Your goal: Please repeat all of the lines that follow, exactly as written.
— START Data for this task —
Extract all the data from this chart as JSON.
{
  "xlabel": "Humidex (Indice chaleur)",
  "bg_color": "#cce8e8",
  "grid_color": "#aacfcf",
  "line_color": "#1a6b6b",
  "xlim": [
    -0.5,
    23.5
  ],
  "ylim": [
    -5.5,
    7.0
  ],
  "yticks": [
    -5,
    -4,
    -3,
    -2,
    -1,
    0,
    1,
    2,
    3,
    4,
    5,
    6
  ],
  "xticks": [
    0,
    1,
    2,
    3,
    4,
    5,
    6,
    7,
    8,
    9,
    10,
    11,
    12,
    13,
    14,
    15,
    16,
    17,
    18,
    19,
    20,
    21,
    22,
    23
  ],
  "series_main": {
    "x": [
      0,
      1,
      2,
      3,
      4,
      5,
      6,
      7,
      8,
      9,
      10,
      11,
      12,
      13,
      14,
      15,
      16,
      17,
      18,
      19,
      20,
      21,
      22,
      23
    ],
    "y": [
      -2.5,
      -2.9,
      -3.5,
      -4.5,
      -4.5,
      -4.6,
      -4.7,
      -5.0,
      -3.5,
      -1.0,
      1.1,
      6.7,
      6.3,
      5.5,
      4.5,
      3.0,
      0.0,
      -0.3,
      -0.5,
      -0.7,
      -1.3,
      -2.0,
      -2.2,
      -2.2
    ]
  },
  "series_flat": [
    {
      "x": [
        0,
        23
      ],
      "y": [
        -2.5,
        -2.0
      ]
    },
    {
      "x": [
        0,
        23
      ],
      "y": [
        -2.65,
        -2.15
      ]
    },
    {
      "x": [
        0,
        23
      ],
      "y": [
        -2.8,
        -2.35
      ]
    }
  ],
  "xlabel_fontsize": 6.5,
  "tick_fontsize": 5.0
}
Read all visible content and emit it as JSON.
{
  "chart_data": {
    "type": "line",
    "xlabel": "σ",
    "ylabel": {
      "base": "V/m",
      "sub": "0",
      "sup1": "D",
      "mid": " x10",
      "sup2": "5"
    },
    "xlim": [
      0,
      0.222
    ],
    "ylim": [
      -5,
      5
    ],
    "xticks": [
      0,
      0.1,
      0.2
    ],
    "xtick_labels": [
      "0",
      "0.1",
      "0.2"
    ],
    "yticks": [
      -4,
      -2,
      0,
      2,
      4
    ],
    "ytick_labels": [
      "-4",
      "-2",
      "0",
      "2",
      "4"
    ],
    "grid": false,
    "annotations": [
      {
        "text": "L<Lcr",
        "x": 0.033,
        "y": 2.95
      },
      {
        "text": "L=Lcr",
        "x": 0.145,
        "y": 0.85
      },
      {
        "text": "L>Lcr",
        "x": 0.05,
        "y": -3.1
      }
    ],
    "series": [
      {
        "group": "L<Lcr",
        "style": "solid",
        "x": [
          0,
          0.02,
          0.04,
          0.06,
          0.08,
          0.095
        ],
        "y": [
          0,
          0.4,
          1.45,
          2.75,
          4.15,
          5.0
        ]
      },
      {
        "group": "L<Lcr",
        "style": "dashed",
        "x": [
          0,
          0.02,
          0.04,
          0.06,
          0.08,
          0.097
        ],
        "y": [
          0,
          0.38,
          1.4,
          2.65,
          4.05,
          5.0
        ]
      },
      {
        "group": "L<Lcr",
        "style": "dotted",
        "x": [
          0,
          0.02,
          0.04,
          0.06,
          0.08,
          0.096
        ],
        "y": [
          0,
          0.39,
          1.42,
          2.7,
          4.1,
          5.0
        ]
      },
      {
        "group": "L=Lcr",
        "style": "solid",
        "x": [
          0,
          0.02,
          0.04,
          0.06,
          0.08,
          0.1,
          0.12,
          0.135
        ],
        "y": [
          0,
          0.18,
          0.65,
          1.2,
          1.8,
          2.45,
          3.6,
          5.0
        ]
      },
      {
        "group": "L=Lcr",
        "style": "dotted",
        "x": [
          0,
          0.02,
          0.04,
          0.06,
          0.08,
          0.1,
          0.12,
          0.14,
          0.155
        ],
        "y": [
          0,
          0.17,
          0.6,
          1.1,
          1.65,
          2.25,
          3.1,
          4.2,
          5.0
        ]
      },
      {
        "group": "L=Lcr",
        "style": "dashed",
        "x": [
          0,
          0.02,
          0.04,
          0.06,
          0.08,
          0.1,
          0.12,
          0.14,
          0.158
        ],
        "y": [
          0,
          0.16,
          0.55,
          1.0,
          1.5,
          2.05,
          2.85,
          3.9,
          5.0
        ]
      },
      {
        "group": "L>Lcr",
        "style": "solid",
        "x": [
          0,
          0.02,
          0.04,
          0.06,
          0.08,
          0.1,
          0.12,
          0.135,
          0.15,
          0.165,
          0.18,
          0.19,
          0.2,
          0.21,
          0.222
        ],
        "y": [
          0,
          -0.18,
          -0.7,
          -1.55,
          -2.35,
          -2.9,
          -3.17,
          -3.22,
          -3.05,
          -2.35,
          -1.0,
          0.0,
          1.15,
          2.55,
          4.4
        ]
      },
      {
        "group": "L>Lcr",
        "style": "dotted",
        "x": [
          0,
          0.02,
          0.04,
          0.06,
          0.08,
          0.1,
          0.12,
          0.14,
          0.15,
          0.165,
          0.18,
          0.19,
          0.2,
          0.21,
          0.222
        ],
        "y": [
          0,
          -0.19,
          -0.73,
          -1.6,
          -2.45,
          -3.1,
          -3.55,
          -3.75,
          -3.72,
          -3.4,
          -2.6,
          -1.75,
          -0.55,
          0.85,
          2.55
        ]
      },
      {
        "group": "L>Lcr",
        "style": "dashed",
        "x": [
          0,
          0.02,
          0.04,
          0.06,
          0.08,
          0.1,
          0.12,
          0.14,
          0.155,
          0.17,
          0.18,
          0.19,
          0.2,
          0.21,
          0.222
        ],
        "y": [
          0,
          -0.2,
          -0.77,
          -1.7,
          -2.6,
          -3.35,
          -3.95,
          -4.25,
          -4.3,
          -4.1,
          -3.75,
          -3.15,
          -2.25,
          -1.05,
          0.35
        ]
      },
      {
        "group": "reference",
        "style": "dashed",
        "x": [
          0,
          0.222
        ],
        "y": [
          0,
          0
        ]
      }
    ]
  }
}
— END Data for this task —
Exercise output:
Extract all the data from this chart as JSON.
{
  "xlabel": "Humidex (Indice chaleur)",
  "bg_color": "#cce8e8",
  "grid_color": "#aacfcf",
  "line_color": "#1a6b6b",
  "xlim": [
    -0.5,
    23.5
  ],
  "ylim": [
    -5.5,
    7.0
  ],
  "yticks": [
    -5,
    -4,
    -3,
    -2,
    -1,
    0,
    1,
    2,
    3,
    4,
    5,
    6
  ],
  "xticks": [
    0,
    1,
    2,
    3,
    4,
    5,
    6,
    7,
    8,
    9,
    10,
    11,
    12,
    13,
    14,
    15,
    16,
    17,
    18,
    19,
    20,
    21,
    22,
    23
  ],
  "series_main": {
    "x": [
      0,
      1,
      2,
      3,
      4,
      5,
      6,
      7,
      8,
      9,
      10,
      11,
      12,
      13,
      14,
      15,
      16,
      17,
      18,
      19,
      20,
      21,
      22,
      23
    ],
    "y": [
      -2.5,
      -2.9,
      -3.5,
      -4.5,
      -4.5,
      -4.6,
      -4.7,
      -5.0,
      -3.5,
      -1.0,
      1.1,
      6.7,
      6.3,
      5.5,
      4.5,
      3.0,
      0.0,
      -0.3,
      -0.5,
      -0.7,
      -1.3,
      -2.0,
      -2.2,
      -2.2
    ]
  },
  "series_flat": [
    {
      "x": [
        0,
        23
      ],
      "y": [
        -2.5,
        -2.0
      ]
    },
    {
      "x": [
        0,
        23
      ],
      "y": [
        -2.65,
        -2.15
      ]
    },
    {
      "x": [
        0,
        23
      ],
      "y": [
        -2.8,
        -2.35
      ]
    }
  ],
  "xlabel_fontsize": 6.5,
  "tick_fontsize": 5.0
}
Read all visible content and emit it as JSON.
{
  "chart_data": {
    "type": "line",
    "xlabel": "σ",
    "ylabel": {
      "base": "V/m",
      "sub": "0",
      "sup1": "D",
      "mid": " x10",
      "sup2": "5"
    },
    "xlim": [
      0,
      0.222
    ],
    "ylim": [
      -5,
      5
    ],
    "xticks": [
      0,
      0.1,
      0.2
    ],
    "xtick_labels": [
      "0",
      "0.1",
      "0.2"
    ],
    "yticks": [
      -4,
      -2,
      0,
      2,
      4
    ],
    "ytick_labels": [
      "-4",
      "-2",
      "0",
      "2",
      "4"
    ],
    "grid": false,
    "annotations": [
      {
        "text": "L<Lcr",
        "x": 0.033,
        "y": 2.95
      },
      {
        "text": "L=Lcr",
        "x": 0.145,
        "y": 0.85
      },
      {
        "text": "L>Lcr",
        "x": 0.05,
        "y": -3.1
      }
    ],
    "series": [
      {
        "group": "L<Lcr",
        "style": "solid",
        "x": [
          0,
          0.02,
          0.04,
          0.06,
          0.08,
          0.095
        ],
        "y": [
          0,
          0.4,
          1.45,
          2.75,
          4.15,
          5.0
        ]
      },
      {
        "group": "L<Lcr",
        "style": "dashed",
        "x": [
          0,
          0.02,
          0.04,
          0.06,
          0.08,
          0.097
        ],
        "y": [
          0,
          0.38,
          1.4,
          2.65,
          4.05,
          5.0
        ]
      },
      {
        "group": "L<Lcr",
        "style": "dotted",
        "x": [
          0,
          0.02,
          0.04,
          0.06,
          0.08,
          0.096
        ],
        "y": [
          0,
          0.39,
          1.42,
          2.7,
          4.1,
          5.0
        ]
      },
      {
        "group": "L=Lcr",
        "style": "solid",
        "x": [
          0,
          0.02,
          0.04,
          0.06,
          0.08,
          0.1,
          0.12,
          0.135
        ],
        "y": [
          0,
          0.18,
          0.65,
          1.2,
          1.8,
          2.45,
          3.6,
          5.0
        ]
      },
      {
        "group": "L=Lcr",
        "style": "dotted",
        "x": [
          0,
          0.02,
          0.04,
          0.06,
          0.08,
          0.1,
          0.12,
          0.14,
          0.155
        ],
        "y": [
          0,
          0.17,
          0.6,
          1.1,
          1.65,
          2.25,
          3.1,
          4.2,
          5.0
        ]
      },
      {
        "group": "L=Lcr",
        "style": "dashed",
        "x": [
          0,
          0.02,
          0.04,
          0.06,
          0.08,
          0.1,
          0.12,
          0.14,
          0.158
        ],
        "y": [
          0,
          0.16,
          0.55,
          1.0,
          1.5,
          2.05,
          2.85,
          3.9,
          5.0
        ]
      },
      {
        "group": "L>Lcr",
        "style": "solid",
        "x": [
          0,
          0.02,
          0.04,
          0.06,
          0.08,
          0.1,
          0.12,
          0.135,
          0.15,
          0.165,
          0.18,
          0.19,
          0.2,
          0.21,
          0.222
        ],
        "y": [
          0,
          -0.18,
          -0.7,
          -1.55,
          -2.35,
          -2.9,
          -3.17,
          -3.22,
          -3.05,
          -2.35,
          -1.0,
          0.0,
          1.15,
          2.55,
          4.4
        ]
      },
      {
        "group": "L>Lcr",
        "style": "dotted",
        "x": [
          0,
          0.02,
          0.04,
          0.06,
          0.08,
          0.1,
          0.12,
          0.14,
          0.15,
          0.165,
          0.18,
          0.19,
          0.2,
          0.21,
          0.222
        ],
        "y": [
          0,
          -0.19,
          -0.73,
          -1.6,
          -2.45,
          -3.1,
          -3.55,
          -3.75,
          -3.72,
          -3.4,
          -2.6,
          -1.75,
          -0.55,
          0.85,
          2.55
        ]
      },
      {
        "group": "L>Lcr",
        "style": "dashed",
        "x": [
          0,
          0.02,
          0.04,
          0.06,
          0.08,
          0.1,
          0.12,
          0.14,
          0.155,
          0.17,
          0.18,
          0.19,
          0.2,
          0.21,
          0.222
        ],
        "y": [
          0,
          -0.2,
          -0.77,
          -1.7,
          -2.6,
          -3.35,
          -3.95,
          -4.25,
          -4.3,
          -4.1,
          -3.75,
          -3.15,
          -2.25,
          -1.05,
          0.35
        ]
      },
      {
        "group": "reference",
        "style": "dashed",
        "x": [
          0,
          0.222
        ],
        "y": [
          0,
          0
        ]
      }
    ]
  }
}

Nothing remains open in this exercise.